** START Dataset content **
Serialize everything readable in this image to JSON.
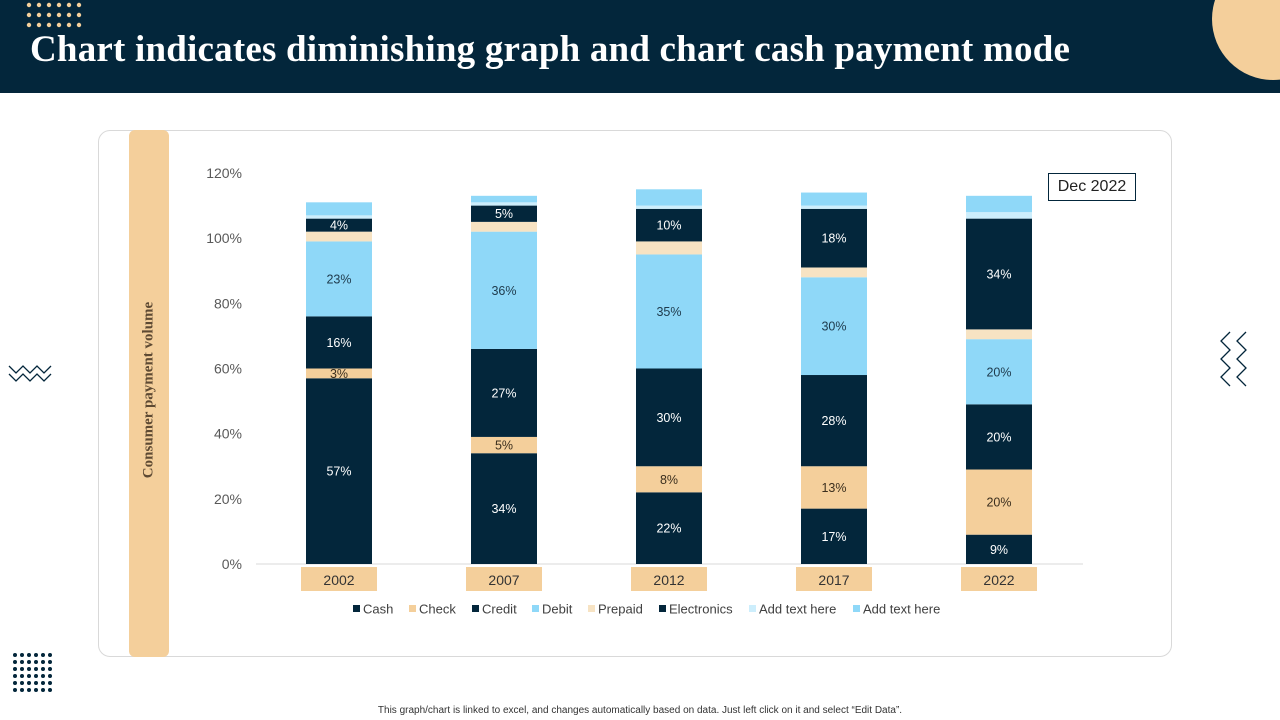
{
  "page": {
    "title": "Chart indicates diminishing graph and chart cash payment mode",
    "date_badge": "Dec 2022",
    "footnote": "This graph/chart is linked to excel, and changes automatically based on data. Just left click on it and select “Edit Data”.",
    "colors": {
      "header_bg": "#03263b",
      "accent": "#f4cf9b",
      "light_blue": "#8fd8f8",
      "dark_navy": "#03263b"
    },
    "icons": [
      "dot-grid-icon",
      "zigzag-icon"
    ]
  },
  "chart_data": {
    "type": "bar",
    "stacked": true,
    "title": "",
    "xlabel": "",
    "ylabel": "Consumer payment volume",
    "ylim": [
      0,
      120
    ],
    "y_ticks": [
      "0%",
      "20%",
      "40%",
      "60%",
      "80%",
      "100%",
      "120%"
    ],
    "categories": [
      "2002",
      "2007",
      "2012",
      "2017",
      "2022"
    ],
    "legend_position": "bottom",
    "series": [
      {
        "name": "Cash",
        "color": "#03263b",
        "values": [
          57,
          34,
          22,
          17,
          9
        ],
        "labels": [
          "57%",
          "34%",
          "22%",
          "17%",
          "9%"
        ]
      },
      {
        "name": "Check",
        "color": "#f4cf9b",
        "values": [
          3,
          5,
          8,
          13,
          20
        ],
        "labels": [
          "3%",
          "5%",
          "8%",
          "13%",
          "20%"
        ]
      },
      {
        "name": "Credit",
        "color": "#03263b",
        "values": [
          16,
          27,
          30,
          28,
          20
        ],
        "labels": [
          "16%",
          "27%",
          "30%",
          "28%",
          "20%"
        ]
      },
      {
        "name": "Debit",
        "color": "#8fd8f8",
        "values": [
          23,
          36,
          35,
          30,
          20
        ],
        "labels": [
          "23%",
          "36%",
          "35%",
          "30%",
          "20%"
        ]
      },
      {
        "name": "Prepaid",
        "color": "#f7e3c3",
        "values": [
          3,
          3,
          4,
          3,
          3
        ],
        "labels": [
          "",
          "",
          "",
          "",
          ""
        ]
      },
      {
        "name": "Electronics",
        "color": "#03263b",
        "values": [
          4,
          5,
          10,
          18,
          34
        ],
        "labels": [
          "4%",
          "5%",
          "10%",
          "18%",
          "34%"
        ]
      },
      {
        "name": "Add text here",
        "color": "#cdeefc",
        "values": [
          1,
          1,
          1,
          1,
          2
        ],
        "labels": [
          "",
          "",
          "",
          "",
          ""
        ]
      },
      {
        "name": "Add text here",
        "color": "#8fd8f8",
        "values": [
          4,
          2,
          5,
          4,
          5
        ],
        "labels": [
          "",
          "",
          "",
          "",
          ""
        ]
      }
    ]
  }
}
** END Dataset content **
> [Requirements]: Take the records above and transcribe them exactly, dropping every picture.

> [Solution to this exercise]:
Serialize everything readable in this image to JSON.
{
  "page": {
    "title": "Chart indicates diminishing graph and chart cash payment mode",
    "date_badge": "Dec 2022",
    "footnote": "This graph/chart is linked to excel, and changes automatically based on data. Just left click on it and select “Edit Data”.",
    "colors": {
      "header_bg": "#03263b",
      "accent": "#f4cf9b",
      "light_blue": "#8fd8f8",
      "dark_navy": "#03263b"
    },
    "icons": [
      "dot-grid-icon",
      "zigzag-icon"
    ]
  },
  "chart_data": {
    "type": "bar",
    "stacked": true,
    "title": "",
    "xlabel": "",
    "ylabel": "Consumer payment volume",
    "ylim": [
      0,
      120
    ],
    "y_ticks": [
      "0%",
      "20%",
      "40%",
      "60%",
      "80%",
      "100%",
      "120%"
    ],
    "categories": [
      "2002",
      "2007",
      "2012",
      "2017",
      "2022"
    ],
    "legend_position": "bottom",
    "series": [
      {
        "name": "Cash",
        "color": "#03263b",
        "values": [
          57,
          34,
          22,
          17,
          9
        ],
        "labels": [
          "57%",
          "34%",
          "22%",
          "17%",
          "9%"
        ]
      },
      {
        "name": "Check",
        "color": "#f4cf9b",
        "values": [
          3,
          5,
          8,
          13,
          20
        ],
        "labels": [
          "3%",
          "5%",
          "8%",
          "13%",
          "20%"
        ]
      },
      {
        "name": "Credit",
        "color": "#03263b",
        "values": [
          16,
          27,
          30,
          28,
          20
        ],
        "labels": [
          "16%",
          "27%",
          "30%",
          "28%",
          "20%"
        ]
      },
      {
        "name": "Debit",
        "color": "#8fd8f8",
        "values": [
          23,
          36,
          35,
          30,
          20
        ],
        "labels": [
          "23%",
          "36%",
          "35%",
          "30%",
          "20%"
        ]
      },
      {
        "name": "Prepaid",
        "color": "#f7e3c3",
        "values": [
          3,
          3,
          4,
          3,
          3
        ],
        "labels": [
          "",
          "",
          "",
          "",
          ""
        ]
      },
      {
        "name": "Electronics",
        "color": "#03263b",
        "values": [
          4,
          5,
          10,
          18,
          34
        ],
        "labels": [
          "4%",
          "5%",
          "10%",
          "18%",
          "34%"
        ]
      },
      {
        "name": "Add text here",
        "color": "#cdeefc",
        "values": [
          1,
          1,
          1,
          1,
          2
        ],
        "labels": [
          "",
          "",
          "",
          "",
          ""
        ]
      },
      {
        "name": "Add text here",
        "color": "#8fd8f8",
        "values": [
          4,
          2,
          5,
          4,
          5
        ],
        "labels": [
          "",
          "",
          "",
          "",
          ""
        ]
      }
    ]
  }
}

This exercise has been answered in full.